**WHAT YOU WILL DO:**
From the entries below, pull out each line where "this" appears.

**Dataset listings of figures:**
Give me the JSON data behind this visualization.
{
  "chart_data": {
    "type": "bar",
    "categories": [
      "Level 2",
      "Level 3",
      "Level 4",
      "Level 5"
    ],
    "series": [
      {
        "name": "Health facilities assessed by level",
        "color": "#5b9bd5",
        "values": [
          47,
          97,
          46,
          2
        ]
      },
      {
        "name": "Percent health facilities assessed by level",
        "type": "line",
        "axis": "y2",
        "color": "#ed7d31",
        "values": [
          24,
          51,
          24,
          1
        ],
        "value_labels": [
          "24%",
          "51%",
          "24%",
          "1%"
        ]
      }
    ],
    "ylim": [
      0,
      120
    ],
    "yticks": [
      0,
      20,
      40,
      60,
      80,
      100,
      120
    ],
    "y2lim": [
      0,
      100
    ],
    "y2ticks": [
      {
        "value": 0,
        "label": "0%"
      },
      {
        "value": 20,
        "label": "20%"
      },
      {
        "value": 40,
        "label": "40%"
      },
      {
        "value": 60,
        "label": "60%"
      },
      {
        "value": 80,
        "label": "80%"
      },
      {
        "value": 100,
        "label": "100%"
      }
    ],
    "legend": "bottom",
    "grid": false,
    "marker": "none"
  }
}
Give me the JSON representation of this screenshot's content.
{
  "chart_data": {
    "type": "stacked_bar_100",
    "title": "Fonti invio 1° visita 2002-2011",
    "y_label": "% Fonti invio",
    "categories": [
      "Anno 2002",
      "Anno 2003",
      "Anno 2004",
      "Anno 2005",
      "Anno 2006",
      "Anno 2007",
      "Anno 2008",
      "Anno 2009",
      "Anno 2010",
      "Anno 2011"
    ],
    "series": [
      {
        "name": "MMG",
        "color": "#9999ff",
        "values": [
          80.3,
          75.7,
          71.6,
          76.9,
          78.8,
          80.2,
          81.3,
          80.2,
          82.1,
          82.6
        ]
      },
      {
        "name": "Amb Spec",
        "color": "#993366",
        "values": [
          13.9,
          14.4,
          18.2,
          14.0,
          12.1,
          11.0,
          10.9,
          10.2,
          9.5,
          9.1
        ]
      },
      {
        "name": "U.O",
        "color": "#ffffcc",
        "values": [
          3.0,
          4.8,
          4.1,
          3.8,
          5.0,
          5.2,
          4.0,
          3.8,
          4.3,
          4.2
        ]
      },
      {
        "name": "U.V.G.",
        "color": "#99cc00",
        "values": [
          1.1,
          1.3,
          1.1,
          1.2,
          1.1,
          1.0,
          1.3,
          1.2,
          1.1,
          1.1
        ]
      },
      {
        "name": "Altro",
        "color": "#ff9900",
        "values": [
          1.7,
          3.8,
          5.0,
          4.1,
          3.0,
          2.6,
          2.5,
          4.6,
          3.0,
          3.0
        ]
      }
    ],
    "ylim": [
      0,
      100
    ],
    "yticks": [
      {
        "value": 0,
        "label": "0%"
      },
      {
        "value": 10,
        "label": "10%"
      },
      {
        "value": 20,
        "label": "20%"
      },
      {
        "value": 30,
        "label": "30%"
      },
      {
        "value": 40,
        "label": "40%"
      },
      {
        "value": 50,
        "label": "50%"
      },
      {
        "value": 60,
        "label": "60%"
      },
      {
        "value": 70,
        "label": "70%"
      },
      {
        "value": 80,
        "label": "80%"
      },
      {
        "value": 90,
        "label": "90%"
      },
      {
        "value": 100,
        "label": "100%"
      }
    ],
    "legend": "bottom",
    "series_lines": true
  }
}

**RIGHT ANSWER:**
Give me the JSON data behind this visualization.
Give me the JSON representation of this screenshot's content.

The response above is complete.